(Structured figure records)

#####

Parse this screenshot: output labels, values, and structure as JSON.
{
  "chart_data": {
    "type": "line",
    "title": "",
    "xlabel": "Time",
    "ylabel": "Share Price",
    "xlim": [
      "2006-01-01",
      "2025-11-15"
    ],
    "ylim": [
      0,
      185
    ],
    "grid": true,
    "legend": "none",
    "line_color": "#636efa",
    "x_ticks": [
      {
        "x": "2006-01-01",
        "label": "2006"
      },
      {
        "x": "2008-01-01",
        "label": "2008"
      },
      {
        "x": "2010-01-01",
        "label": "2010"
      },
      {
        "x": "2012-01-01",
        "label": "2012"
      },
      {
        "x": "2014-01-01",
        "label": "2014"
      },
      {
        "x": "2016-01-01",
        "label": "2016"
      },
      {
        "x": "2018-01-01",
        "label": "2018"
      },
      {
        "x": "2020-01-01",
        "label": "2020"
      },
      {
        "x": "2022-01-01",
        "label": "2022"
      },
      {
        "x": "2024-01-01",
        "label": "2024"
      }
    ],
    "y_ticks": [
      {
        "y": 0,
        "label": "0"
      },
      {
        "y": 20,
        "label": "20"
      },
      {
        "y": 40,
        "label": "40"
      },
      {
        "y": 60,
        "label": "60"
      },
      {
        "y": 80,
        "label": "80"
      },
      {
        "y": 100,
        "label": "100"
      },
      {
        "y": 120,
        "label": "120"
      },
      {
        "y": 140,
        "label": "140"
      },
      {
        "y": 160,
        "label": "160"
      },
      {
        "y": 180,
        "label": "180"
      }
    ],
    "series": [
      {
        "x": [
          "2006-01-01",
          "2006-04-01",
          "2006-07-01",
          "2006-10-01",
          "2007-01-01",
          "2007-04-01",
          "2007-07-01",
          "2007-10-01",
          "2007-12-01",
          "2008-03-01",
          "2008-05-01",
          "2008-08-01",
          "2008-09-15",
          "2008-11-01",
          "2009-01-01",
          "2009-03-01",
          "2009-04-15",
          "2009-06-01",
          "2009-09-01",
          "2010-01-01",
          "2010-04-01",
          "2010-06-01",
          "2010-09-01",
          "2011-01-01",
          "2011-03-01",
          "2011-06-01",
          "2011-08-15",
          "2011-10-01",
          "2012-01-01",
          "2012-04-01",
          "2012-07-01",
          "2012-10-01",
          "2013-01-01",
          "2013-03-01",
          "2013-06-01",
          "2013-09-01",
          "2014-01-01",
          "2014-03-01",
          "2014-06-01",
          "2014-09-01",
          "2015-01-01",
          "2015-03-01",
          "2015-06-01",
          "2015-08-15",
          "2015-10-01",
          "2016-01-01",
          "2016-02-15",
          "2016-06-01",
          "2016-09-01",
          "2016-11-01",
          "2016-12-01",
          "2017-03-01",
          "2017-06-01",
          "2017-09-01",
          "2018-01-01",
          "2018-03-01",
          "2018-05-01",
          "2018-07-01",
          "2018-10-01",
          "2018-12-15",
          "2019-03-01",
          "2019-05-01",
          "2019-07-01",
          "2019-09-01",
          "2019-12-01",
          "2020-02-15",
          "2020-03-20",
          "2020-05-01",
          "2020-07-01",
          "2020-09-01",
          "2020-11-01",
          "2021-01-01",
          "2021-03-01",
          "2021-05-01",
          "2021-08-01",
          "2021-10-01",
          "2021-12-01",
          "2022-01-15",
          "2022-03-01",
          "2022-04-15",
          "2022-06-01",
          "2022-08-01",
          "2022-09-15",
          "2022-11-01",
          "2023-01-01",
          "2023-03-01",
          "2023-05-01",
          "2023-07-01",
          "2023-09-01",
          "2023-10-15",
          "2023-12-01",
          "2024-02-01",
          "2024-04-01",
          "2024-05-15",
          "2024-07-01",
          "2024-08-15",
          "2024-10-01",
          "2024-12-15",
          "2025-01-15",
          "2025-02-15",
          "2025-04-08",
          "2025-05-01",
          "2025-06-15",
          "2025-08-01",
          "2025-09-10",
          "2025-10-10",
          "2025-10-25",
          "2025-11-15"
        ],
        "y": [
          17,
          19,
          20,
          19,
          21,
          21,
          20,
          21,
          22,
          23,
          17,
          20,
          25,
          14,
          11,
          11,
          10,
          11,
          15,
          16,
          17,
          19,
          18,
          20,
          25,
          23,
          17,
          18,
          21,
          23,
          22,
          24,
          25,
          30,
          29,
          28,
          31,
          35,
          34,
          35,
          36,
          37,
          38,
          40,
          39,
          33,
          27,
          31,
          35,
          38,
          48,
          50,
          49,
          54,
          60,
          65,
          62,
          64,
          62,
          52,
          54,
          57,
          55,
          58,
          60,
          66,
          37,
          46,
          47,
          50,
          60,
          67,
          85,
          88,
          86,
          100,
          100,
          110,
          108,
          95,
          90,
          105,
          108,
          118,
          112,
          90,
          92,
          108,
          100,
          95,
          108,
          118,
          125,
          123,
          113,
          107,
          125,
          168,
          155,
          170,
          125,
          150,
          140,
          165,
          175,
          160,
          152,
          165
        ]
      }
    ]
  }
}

#####

## Exercise requirements
Type out the entries again, word for word.

## Full solution
Parse this screenshot: output labels, values, and structure as JSON.
{
  "chart_data": {
    "type": "line",
    "title": "",
    "xlabel": "Time",
    "ylabel": "Share Price",
    "xlim": [
      "2006-01-01",
      "2025-11-15"
    ],
    "ylim": [
      0,
      185
    ],
    "grid": true,
    "legend": "none",
    "line_color": "#636efa",
    "x_ticks": [
      {
        "x": "2006-01-01",
        "label": "2006"
      },
      {
        "x": "2008-01-01",
        "label": "2008"
      },
      {
        "x": "2010-01-01",
        "label": "2010"
      },
      {
        "x": "2012-01-01",
        "label": "2012"
      },
      {
        "x": "2014-01-01",
        "label": "2014"
      },
      {
        "x": "2016-01-01",
        "label": "2016"
      },
      {
        "x": "2018-01-01",
        "label": "2018"
      },
      {
        "x": "2020-01-01",
        "label": "2020"
      },
      {
        "x": "2022-01-01",
        "label": "2022"
      },
      {
        "x": "2024-01-01",
        "label": "2024"
      }
    ],
    "y_ticks": [
      {
        "y": 0,
        "label": "0"
      },
      {
        "y": 20,
        "label": "20"
      },
      {
        "y": 40,
        "label": "40"
      },
      {
        "y": 60,
        "label": "60"
      },
      {
        "y": 80,
        "label": "80"
      },
      {
        "y": 100,
        "label": "100"
      },
      {
        "y": 120,
        "label": "120"
      },
      {
        "y": 140,
        "label": "140"
      },
      {
        "y": 160,
        "label": "160"
      },
      {
        "y": 180,
        "label": "180"
      }
    ],
    "series": [
      {
        "x": [
          "2006-01-01",
          "2006-04-01",
          "2006-07-01",
          "2006-10-01",
          "2007-01-01",
          "2007-04-01",
          "2007-07-01",
          "2007-10-01",
          "2007-12-01",
          "2008-03-01",
          "2008-05-01",
          "2008-08-01",
          "2008-09-15",
          "2008-11-01",
          "2009-01-01",
          "2009-03-01",
          "2009-04-15",
          "2009-06-01",
          "2009-09-01",
          "2010-01-01",
          "2010-04-01",
          "2010-06-01",
          "2010-09-01",
          "2011-01-01",
          "2011-03-01",
          "2011-06-01",
          "2011-08-15",
          "2011-10-01",
          "2012-01-01",
          "2012-04-01",
          "2012-07-01",
          "2012-10-01",
          "2013-01-01",
          "2013-03-01",
          "2013-06-01",
          "2013-09-01",
          "2014-01-01",
          "2014-03-01",
          "2014-06-01",
          "2014-09-01",
          "2015-01-01",
          "2015-03-01",
          "2015-06-01",
          "2015-08-15",
          "2015-10-01",
          "2016-01-01",
          "2016-02-15",
          "2016-06-01",
          "2016-09-01",
          "2016-11-01",
          "2016-12-01",
          "2017-03-01",
          "2017-06-01",
          "2017-09-01",
          "2018-01-01",
          "2018-03-01",
          "2018-05-01",
          "2018-07-01",
          "2018-10-01",
          "2018-12-15",
          "2019-03-01",
          "2019-05-01",
          "2019-07-01",
          "2019-09-01",
          "2019-12-01",
          "2020-02-15",
          "2020-03-20",
          "2020-05-01",
          "2020-07-01",
          "2020-09-01",
          "2020-11-01",
          "2021-01-01",
          "2021-03-01",
          "2021-05-01",
          "2021-08-01",
          "2021-10-01",
          "2021-12-01",
          "2022-01-15",
          "2022-03-01",
          "2022-04-15",
          "2022-06-01",
          "2022-08-01",
          "2022-09-15",
          "2022-11-01",
          "2023-01-01",
          "2023-03-01",
          "2023-05-01",
          "2023-07-01",
          "2023-09-01",
          "2023-10-15",
          "2023-12-01",
          "2024-02-01",
          "2024-04-01",
          "2024-05-15",
          "2024-07-01",
          "2024-08-15",
          "2024-10-01",
          "2024-12-15",
          "2025-01-15",
          "2025-02-15",
          "2025-04-08",
          "2025-05-01",
          "2025-06-15",
          "2025-08-01",
          "2025-09-10",
          "2025-10-10",
          "2025-10-25",
          "2025-11-15"
        ],
        "y": [
          17,
          19,
          20,
          19,
          21,
          21,
          20,
          21,
          22,
          23,
          17,
          20,
          25,
          14,
          11,
          11,
          10,
          11,
          15,
          16,
          17,
          19,
          18,
          20,
          25,
          23,
          17,
          18,
          21,
          23,
          22,
          24,
          25,
          30,
          29,
          28,
          31,
          35,
          34,
          35,
          36,
          37,
          38,
          40,
          39,
          33,
          27,
          31,
          35,
          38,
          48,
          50,
          49,
          54,
          60,
          65,
          62,
          64,
          62,
          52,
          54,
          57,
          55,
          58,
          60,
          66,
          37,
          46,
          47,
          50,
          60,
          67,
          85,
          88,
          86,
          100,
          100,
          110,
          108,
          95,
          90,
          105,
          108,
          118,
          112,
          90,
          92,
          108,
          100,
          95,
          108,
          118,
          125,
          123,
          113,
          107,
          125,
          168,
          155,
          170,
          125,
          150,
          140,
          165,
          175,
          160,
          152,
          165
        ]
      }
    ]
  }
}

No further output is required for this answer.